#### [TASK DETAILS]
Track down each line that has the word "女性生殖系统中" and copy it.

#### [RECORDED DATA]
--------------------------------------------------

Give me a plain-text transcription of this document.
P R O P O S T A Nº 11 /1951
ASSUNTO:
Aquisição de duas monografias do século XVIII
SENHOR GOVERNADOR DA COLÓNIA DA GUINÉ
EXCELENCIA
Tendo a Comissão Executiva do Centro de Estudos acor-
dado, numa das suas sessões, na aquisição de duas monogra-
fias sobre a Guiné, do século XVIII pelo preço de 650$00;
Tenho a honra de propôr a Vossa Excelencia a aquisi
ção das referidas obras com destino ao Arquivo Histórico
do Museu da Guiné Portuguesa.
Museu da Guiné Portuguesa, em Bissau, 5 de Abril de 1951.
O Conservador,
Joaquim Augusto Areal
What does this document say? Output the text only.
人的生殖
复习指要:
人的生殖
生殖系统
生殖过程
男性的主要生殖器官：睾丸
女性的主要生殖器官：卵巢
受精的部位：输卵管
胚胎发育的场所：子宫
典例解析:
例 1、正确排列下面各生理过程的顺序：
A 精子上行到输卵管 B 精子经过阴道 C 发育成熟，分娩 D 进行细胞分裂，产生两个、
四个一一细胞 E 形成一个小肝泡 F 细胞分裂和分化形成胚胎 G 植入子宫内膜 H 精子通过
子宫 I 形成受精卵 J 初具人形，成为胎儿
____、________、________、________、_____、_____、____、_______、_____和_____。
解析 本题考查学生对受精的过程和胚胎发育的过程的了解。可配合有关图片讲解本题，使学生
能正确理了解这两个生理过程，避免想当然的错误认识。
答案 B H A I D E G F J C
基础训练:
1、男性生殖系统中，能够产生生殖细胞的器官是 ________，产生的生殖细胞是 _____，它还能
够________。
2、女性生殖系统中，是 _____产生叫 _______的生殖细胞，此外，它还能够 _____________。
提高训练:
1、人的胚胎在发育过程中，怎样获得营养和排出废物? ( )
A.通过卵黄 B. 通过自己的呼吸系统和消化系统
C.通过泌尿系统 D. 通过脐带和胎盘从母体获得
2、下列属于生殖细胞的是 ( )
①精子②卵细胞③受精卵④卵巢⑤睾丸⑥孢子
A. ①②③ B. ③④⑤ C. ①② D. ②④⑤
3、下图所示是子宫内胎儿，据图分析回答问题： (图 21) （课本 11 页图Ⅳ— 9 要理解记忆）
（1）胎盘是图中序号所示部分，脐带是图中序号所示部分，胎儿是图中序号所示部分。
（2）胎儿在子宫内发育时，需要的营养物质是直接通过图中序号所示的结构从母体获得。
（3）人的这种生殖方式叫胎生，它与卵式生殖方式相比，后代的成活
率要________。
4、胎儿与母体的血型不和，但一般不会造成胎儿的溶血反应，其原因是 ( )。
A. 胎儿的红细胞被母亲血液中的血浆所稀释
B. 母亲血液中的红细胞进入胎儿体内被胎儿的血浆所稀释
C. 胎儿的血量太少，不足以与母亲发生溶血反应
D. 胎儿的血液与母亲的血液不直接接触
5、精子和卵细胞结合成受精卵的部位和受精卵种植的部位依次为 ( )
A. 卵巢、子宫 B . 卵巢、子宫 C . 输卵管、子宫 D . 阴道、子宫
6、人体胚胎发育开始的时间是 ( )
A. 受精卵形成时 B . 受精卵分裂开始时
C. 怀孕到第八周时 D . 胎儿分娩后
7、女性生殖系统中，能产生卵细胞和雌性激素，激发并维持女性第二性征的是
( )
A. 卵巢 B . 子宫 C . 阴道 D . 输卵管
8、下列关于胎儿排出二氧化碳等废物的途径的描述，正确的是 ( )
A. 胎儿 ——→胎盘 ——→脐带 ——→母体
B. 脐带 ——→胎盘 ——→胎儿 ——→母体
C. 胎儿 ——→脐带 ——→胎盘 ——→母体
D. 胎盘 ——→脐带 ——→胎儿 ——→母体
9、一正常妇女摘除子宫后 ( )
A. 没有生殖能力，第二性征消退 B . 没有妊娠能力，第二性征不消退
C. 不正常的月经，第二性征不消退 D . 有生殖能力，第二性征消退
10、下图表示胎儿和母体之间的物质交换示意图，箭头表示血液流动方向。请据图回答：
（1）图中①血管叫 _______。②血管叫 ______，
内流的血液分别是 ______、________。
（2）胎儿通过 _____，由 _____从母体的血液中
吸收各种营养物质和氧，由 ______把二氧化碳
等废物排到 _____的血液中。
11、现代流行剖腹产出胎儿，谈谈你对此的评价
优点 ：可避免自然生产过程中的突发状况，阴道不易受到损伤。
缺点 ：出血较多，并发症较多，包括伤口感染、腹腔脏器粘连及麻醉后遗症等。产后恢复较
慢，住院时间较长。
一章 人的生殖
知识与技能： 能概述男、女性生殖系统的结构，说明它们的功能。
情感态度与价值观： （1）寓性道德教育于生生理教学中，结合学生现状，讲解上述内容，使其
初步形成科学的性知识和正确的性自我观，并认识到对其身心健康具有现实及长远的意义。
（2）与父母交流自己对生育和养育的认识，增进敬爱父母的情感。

--------------------------------------------------

#### [EXERCISE RESPONSE]
2、女性生殖系统中，是 _____产生叫 _______的生殖细胞，此外，它还能够 _____________。
7、女性生殖系统中，能产生卵细胞和雌性激素，激发并维持女性第二性征的是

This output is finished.